** WORK TO DO **
Print the lines exactly as they appear, beginning with the line containing "trash-icon[interactable] [643,481,667,505]" and continuing through the line containing "field-row-anniversary-message: Anniversary message".

>> Start RECORDS

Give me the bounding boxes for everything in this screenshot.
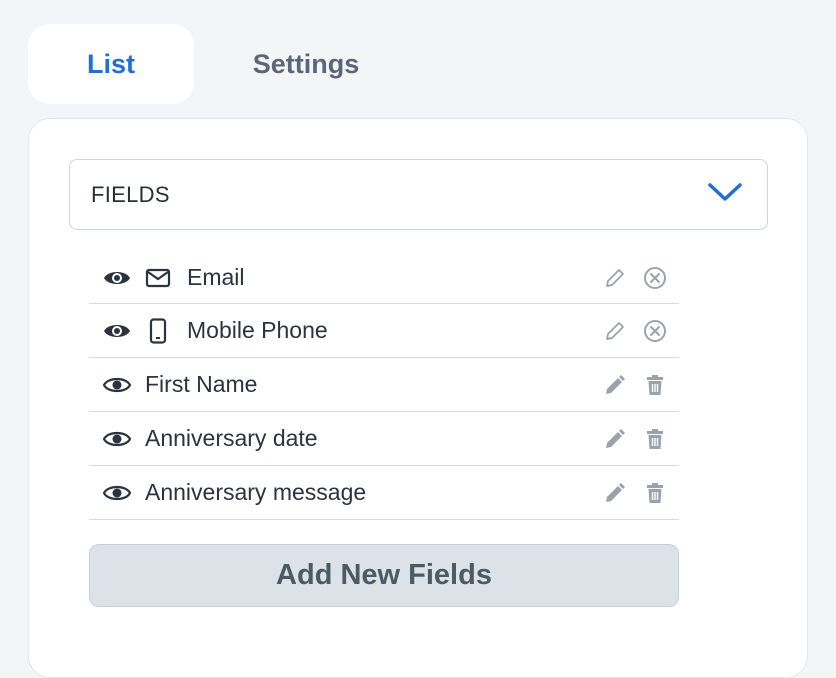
trash-icon[interactable] [643,481,667,505]
tab-bar: List Settings [28,24,418,104]
field-label: Anniversary date [145,424,318,451]
field-row-email: Email [89,252,679,304]
pencil-filled-icon[interactable] [603,481,627,505]
pencil-filled-icon[interactable] [603,373,627,397]
pencil-outline-icon[interactable] [603,266,627,290]
trash-icon[interactable] [643,427,667,451]
field-row-anniversary-date: Anniversary date [89,412,679,466]
pencil-outline-icon[interactable] [603,319,627,343]
eye-icon[interactable] [103,268,131,288]
field-row-anniversary-message: Anniversary message [89,466,679,520]
eye-icon[interactable] [103,483,131,503]
field-row-mobile-phone: Mobile Phone [89,304,679,358]
chevron-down-icon [707,181,743,208]
field-row-first-name: First Name [89,358,679,412]
trash-icon[interactable] [643,373,667,397]
mobile-phone-icon [145,317,171,344]
eye-icon[interactable] [103,321,131,341]
field-label: Anniversary message [145,478,367,505]
circle-x-icon[interactable] [643,266,667,290]
field-list: Email Mobile Phone First Name Anniversar… [89,252,679,520]
field-label: First Name [145,370,258,397]
eye-icon[interactable] [103,429,131,449]
circle-x-icon[interactable] [643,319,667,343]
tab-list[interactable]: List [28,24,194,104]
add-new-fields-button[interactable]: Add New Fields [89,544,679,607]
fields-dropdown-label: FIELDS [91,181,170,207]
fields-dropdown[interactable]: FIELDS [69,159,768,230]
mail-icon [145,265,171,291]
field-label: Mobile Phone [187,316,328,343]
field-label: Email [187,263,245,290]
list-panel: FIELDS Email Mobile Phone First Name Ann… [28,118,808,678]
pencil-filled-icon[interactable] [603,427,627,451]
eye-icon[interactable] [103,375,131,395]
tab-settings[interactable]: Settings [194,24,418,104]
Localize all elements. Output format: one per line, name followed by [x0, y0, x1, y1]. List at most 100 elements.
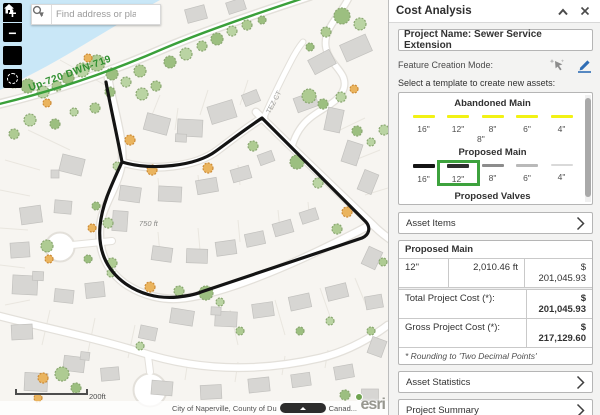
- project-name-label: Project Name: Sewer Service Extension: [404, 29, 587, 51]
- template-instruction: Select a template to create new assets:: [398, 78, 593, 88]
- template-item-label: 6": [523, 173, 531, 183]
- gross-cost-row: Gross Project Cost (*): $ 217,129.60: [399, 319, 592, 348]
- panel-title: Cost Analysis: [396, 5, 549, 17]
- template-item-abandoned-16[interactable]: 16": [407, 112, 440, 134]
- line-swatch: [516, 164, 538, 167]
- chevron-right-icon: [576, 375, 585, 390]
- panel-header: Cost Analysis: [389, 0, 600, 23]
- smart-select-mode-button[interactable]: [549, 57, 566, 73]
- chevron-right-icon: [576, 403, 585, 415]
- template-item-proposed-8[interactable]: 8": [476, 161, 509, 184]
- draw-mode-button[interactable]: [576, 57, 593, 73]
- gross-cost-label: Gross Project Cost (*):: [399, 319, 526, 347]
- template-item-label: 12": [452, 174, 464, 184]
- template-item-abandoned-6[interactable]: 6": [511, 112, 544, 134]
- cost-row-length: 2,010.46 ft: [449, 259, 525, 287]
- template-item-label: 16": [417, 124, 429, 134]
- template-item-proposed-6[interactable]: 6": [511, 161, 544, 184]
- attribution-expander[interactable]: [280, 403, 326, 413]
- total-cost-row: Total Project Cost (*): $ 201,045.93: [399, 290, 592, 319]
- asset-items-label: Asset Items: [406, 218, 456, 229]
- template-item-abandoned-12[interactable]: 12": [442, 112, 475, 134]
- template-row-abandoned: 16" 12" 8" 6" 4": [405, 112, 580, 134]
- cost-analysis-panel: Cost Analysis Project Name: Sewer Servic…: [388, 0, 600, 415]
- cost-table: Proposed Main 12" 2,010.46 ft $ 201,045.…: [398, 240, 593, 365]
- template-item-abandoned-8[interactable]: 8": [476, 112, 509, 134]
- template-scrollbar-thumb[interactable]: [585, 98, 591, 197]
- home-icon: [3, 3, 15, 15]
- template-group-title-valves: Proposed Valves: [405, 191, 580, 202]
- collapse-button[interactable]: [555, 3, 571, 19]
- search-widget: ▼: [31, 4, 161, 25]
- feature-creation-mode-row: Feature Creation Mode:: [398, 54, 593, 76]
- template-item-abandoned-overflow[interactable]: 8": [405, 134, 580, 145]
- total-cost-label: Total Project Cost (*):: [399, 290, 526, 318]
- panel-body: Project Name: Sewer Service Extension Fe…: [389, 23, 600, 415]
- line-swatch: [482, 115, 504, 118]
- close-button[interactable]: [577, 3, 593, 19]
- feature-creation-mode-label: Feature Creation Mode:: [398, 60, 539, 70]
- project-summary-label: Project Summary: [406, 405, 479, 415]
- template-item-proposed-16[interactable]: 16": [407, 161, 440, 184]
- total-cost-value: $ 201,045.93: [526, 290, 592, 318]
- esri-globe-icon: [355, 393, 363, 401]
- asset-statistics-section[interactable]: Asset Statistics: [398, 371, 593, 393]
- template-item-label: 16": [417, 174, 429, 184]
- rounding-note: * Rounding to 'Two Decimal Points': [399, 348, 592, 364]
- map-nav-controls: + −: [3, 3, 22, 88]
- cost-group-header: Proposed Main: [399, 241, 592, 259]
- line-swatch: [551, 164, 573, 166]
- template-item-proposed-12[interactable]: 12": [442, 161, 475, 184]
- asset-statistics-label: Asset Statistics: [406, 377, 470, 388]
- project-summary-section[interactable]: Project Summary: [398, 399, 593, 415]
- search-input[interactable]: [52, 9, 140, 20]
- attribution-text-left: City of Naperville, County of Du: [172, 404, 277, 413]
- esri-logo: esri: [353, 396, 388, 415]
- pencil-icon: [576, 57, 593, 73]
- scale-label: 200ft: [89, 392, 106, 401]
- chevron-right-icon: [576, 216, 585, 231]
- asset-items-section[interactable]: Asset Items: [398, 212, 593, 234]
- locate-button[interactable]: [3, 69, 22, 88]
- template-group-title-abandoned: Abandoned Main: [405, 98, 580, 109]
- template-item-label: 8": [489, 173, 497, 183]
- line-swatch: [516, 115, 538, 118]
- gross-cost-value: $ 217,129.60: [526, 319, 592, 347]
- cost-row-cost: $ 201,045.93: [525, 259, 592, 287]
- line-swatch: [551, 115, 573, 118]
- search-icon: [32, 5, 44, 17]
- home-button[interactable]: [3, 46, 22, 65]
- cost-row: 12" 2,010.46 ft $ 201,045.93: [399, 259, 592, 288]
- line-swatch: [447, 115, 469, 118]
- caret-up-icon: [300, 407, 306, 410]
- magic-cursor-icon: [549, 57, 566, 73]
- zoom-out-button[interactable]: −: [3, 23, 22, 42]
- map-view[interactable]: Up-720 DWN-719 TEZ CT 750 ft + − ▼ 200ft: [0, 0, 388, 415]
- template-item-label: 6": [523, 124, 531, 134]
- locate-icon: [7, 73, 18, 84]
- scale-bar: 200ft: [15, 389, 88, 395]
- template-item-label: 8": [489, 124, 497, 134]
- line-swatch: [413, 115, 435, 118]
- template-row-proposed: 16" 12" 8" 6" 4": [405, 161, 580, 184]
- template-group-title-proposed: Proposed Main: [405, 147, 580, 158]
- project-name-field[interactable]: Project Name: Sewer Service Extension: [398, 29, 593, 51]
- template-item-label: 12": [452, 124, 464, 134]
- close-icon: [580, 6, 590, 16]
- line-swatch: [482, 164, 504, 167]
- template-item-abandoned-4[interactable]: 4": [545, 112, 578, 134]
- line-swatch: [413, 164, 435, 168]
- template-item-label: 4": [558, 172, 566, 182]
- cost-analysis-app: Up-720 DWN-719 TEZ CT 750 ft + − ▼ 200ft: [0, 0, 600, 415]
- cost-row-size: 12": [399, 259, 449, 287]
- collapse-icon: [557, 7, 569, 16]
- map-canvas: Up-720 DWN-719 TEZ CT 750 ft: [0, 0, 388, 415]
- template-picker: Abandoned Main 16"12"8"6"4" 8" Proposed …: [398, 92, 593, 205]
- attribution-bar: City of Naperville, County of Du Canad..…: [0, 401, 388, 415]
- houses: [10, 0, 387, 401]
- template-item-label: 4": [558, 124, 566, 134]
- scale-line: [15, 389, 88, 395]
- distance-label: 750 ft: [139, 219, 159, 228]
- line-swatch: [447, 164, 469, 168]
- template-item-proposed-4[interactable]: 4": [545, 161, 578, 184]
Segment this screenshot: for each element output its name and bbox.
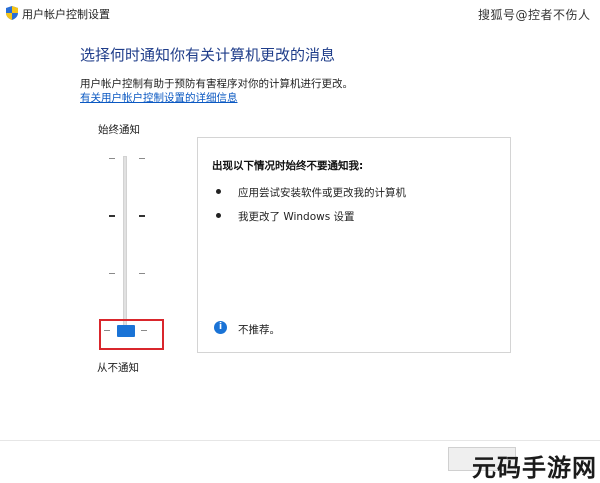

>> End RECORDS

** COMPLETE OUTPUT **
trash-icon[interactable] [643,481,667,505]
tab-bar: List Settings [28,24,418,104]
field-label: Anniversary date [145,424,318,451]
field-row-email: Email [89,252,679,304]
pencil-filled-icon[interactable] [603,481,627,505]
pencil-filled-icon[interactable] [603,373,627,397]
pencil-outline-icon[interactable] [603,266,627,290]
trash-icon[interactable] [643,427,667,451]
field-row-anniversary-date: Anniversary date [89,412,679,466]
pencil-outline-icon[interactable] [603,319,627,343]
eye-icon[interactable] [103,268,131,288]
field-row-anniversary-message: Anniversary message [89,466,679,520]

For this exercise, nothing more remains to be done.